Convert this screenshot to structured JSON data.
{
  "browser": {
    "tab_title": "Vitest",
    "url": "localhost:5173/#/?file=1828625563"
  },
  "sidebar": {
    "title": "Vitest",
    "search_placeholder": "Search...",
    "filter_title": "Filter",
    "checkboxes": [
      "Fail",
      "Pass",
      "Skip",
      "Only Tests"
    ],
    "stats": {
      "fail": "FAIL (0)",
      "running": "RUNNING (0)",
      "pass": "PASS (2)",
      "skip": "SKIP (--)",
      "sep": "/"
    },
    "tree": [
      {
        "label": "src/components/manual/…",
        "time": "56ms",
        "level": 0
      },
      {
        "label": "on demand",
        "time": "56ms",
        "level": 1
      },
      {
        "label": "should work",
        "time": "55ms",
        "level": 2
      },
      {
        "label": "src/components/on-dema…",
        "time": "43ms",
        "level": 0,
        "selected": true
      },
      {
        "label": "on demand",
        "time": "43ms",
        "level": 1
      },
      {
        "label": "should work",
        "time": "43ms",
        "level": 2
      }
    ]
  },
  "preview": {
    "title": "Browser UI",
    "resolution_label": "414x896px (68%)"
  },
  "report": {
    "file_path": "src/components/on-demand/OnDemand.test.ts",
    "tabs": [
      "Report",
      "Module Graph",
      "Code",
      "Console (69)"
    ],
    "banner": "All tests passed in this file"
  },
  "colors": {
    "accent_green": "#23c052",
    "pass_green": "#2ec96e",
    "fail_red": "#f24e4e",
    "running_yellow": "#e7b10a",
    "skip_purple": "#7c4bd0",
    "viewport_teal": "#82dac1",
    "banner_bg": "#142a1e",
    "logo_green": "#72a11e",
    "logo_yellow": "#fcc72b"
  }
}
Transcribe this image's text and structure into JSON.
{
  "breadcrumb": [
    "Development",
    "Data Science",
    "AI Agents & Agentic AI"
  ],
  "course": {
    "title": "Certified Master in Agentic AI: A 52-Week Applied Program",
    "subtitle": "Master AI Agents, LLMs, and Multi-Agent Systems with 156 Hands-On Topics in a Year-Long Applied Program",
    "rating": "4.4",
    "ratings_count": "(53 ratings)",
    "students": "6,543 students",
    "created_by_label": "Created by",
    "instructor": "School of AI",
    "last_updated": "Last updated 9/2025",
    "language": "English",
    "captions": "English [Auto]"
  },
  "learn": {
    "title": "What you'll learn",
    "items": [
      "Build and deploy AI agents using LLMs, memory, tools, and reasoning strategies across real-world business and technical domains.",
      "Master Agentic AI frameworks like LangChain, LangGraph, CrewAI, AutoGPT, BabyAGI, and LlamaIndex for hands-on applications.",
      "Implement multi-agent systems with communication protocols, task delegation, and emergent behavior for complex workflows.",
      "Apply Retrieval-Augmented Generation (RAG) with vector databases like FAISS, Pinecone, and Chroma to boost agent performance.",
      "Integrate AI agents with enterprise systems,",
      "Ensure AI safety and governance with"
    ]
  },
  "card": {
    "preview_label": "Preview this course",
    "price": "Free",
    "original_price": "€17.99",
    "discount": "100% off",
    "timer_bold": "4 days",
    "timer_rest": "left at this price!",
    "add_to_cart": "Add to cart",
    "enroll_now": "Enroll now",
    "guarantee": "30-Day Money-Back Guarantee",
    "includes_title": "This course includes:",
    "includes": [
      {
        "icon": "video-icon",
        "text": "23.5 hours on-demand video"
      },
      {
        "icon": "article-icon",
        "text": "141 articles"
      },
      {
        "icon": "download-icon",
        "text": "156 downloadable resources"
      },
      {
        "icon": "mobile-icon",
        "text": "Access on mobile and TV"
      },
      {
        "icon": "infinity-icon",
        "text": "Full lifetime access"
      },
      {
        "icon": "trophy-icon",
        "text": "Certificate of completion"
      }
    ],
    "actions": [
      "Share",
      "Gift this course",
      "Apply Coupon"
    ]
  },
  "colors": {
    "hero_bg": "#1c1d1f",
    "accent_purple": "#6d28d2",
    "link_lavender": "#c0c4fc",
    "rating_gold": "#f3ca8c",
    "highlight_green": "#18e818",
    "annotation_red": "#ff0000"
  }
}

------------------------------------------------------------------------

What is being asked
Send back every record, precisely as written.

Task output
Convert this screenshot to structured JSON data.
{
  "browser": {
    "tab_title": "Vitest",
    "url": "localhost:5173/#/?file=1828625563"
  },
  "sidebar": {
    "title": "Vitest",
    "search_placeholder": "Search...",
    "filter_title": "Filter",
    "checkboxes": [
      "Fail",
      "Pass",
      "Skip",
      "Only Tests"
    ],
    "stats": {
      "fail": "FAIL (0)",
      "running": "RUNNING (0)",
      "pass": "PASS (2)",
      "skip": "SKIP (--)",
      "sep": "/"
    },
    "tree": [
      {
        "label": "src/components/manual/…",
        "time": "56ms",
        "level": 0
      },
      {
        "label": "on demand",
        "time": "56ms",
        "level": 1
      },
      {
        "label": "should work",
        "time": "55ms",
        "level": 2
      },
      {
        "label": "src/components/on-dema…",
        "time": "43ms",
        "level": 0,
        "selected": true
      },
      {
        "label": "on demand",
        "time": "43ms",
        "level": 1
      },
      {
        "label": "should work",
        "time": "43ms",
        "level": 2
      }
    ]
  },
  "preview": {
    "title": "Browser UI",
    "resolution_label": "414x896px (68%)"
  },
  "report": {
    "file_path": "src/components/on-demand/OnDemand.test.ts",
    "tabs": [
      "Report",
      "Module Graph",
      "Code",
      "Console (69)"
    ],
    "banner": "All tests passed in this file"
  },
  "colors": {
    "accent_green": "#23c052",
    "pass_green": "#2ec96e",
    "fail_red": "#f24e4e",
    "running_yellow": "#e7b10a",
    "skip_purple": "#7c4bd0",
    "viewport_teal": "#82dac1",
    "banner_bg": "#142a1e",
    "logo_green": "#72a11e",
    "logo_yellow": "#fcc72b"
  }
}
Transcribe this image's text and structure into JSON.
{
  "breadcrumb": [
    "Development",
    "Data Science",
    "AI Agents & Agentic AI"
  ],
  "course": {
    "title": "Certified Master in Agentic AI: A 52-Week Applied Program",
    "subtitle": "Master AI Agents, LLMs, and Multi-Agent Systems with 156 Hands-On Topics in a Year-Long Applied Program",
    "rating": "4.4",
    "ratings_count": "(53 ratings)",
    "students": "6,543 students",
    "created_by_label": "Created by",
    "instructor": "School of AI",
    "last_updated": "Last updated 9/2025",
    "language": "English",
    "captions": "English [Auto]"
  },
  "learn": {
    "title": "What you'll learn",
    "items": [
      "Build and deploy AI agents using LLMs, memory, tools, and reasoning strategies across real-world business and technical domains.",
      "Master Agentic AI frameworks like LangChain, LangGraph, CrewAI, AutoGPT, BabyAGI, and LlamaIndex for hands-on applications.",
      "Implement multi-agent systems with communication protocols, task delegation, and emergent behavior for complex workflows.",
      "Apply Retrieval-Augmented Generation (RAG) with vector databases like FAISS, Pinecone, and Chroma to boost agent performance.",
      "Integrate AI agents with enterprise systems,",
      "Ensure AI safety and governance with"
    ]
  },
  "card": {
    "preview_label": "Preview this course",
    "price": "Free",
    "original_price": "€17.99",
    "discount": "100% off",
    "timer_bold": "4 days",
    "timer_rest": "left at this price!",
    "add_to_cart": "Add to cart",
    "enroll_now": "Enroll now",
    "guarantee": "30-Day Money-Back Guarantee",
    "includes_title": "This course includes:",
    "includes": [
      {
        "icon": "video-icon",
        "text": "23.5 hours on-demand video"
      },
      {
        "icon": "article-icon",
        "text": "141 articles"
      },
      {
        "icon": "download-icon",
        "text": "156 downloadable resources"
      },
      {
        "icon": "mobile-icon",
        "text": "Access on mobile and TV"
      },
      {
        "icon": "infinity-icon",
        "text": "Full lifetime access"
      },
      {
        "icon": "trophy-icon",
        "text": "Certificate of completion"
      }
    ],
    "actions": [
      "Share",
      "Gift this course",
      "Apply Coupon"
    ]
  },
  "colors": {
    "hero_bg": "#1c1d1f",
    "accent_purple": "#6d28d2",
    "link_lavender": "#c0c4fc",
    "rating_gold": "#f3ca8c",
    "highlight_green": "#18e818",
    "annotation_red": "#ff0000"
  }
}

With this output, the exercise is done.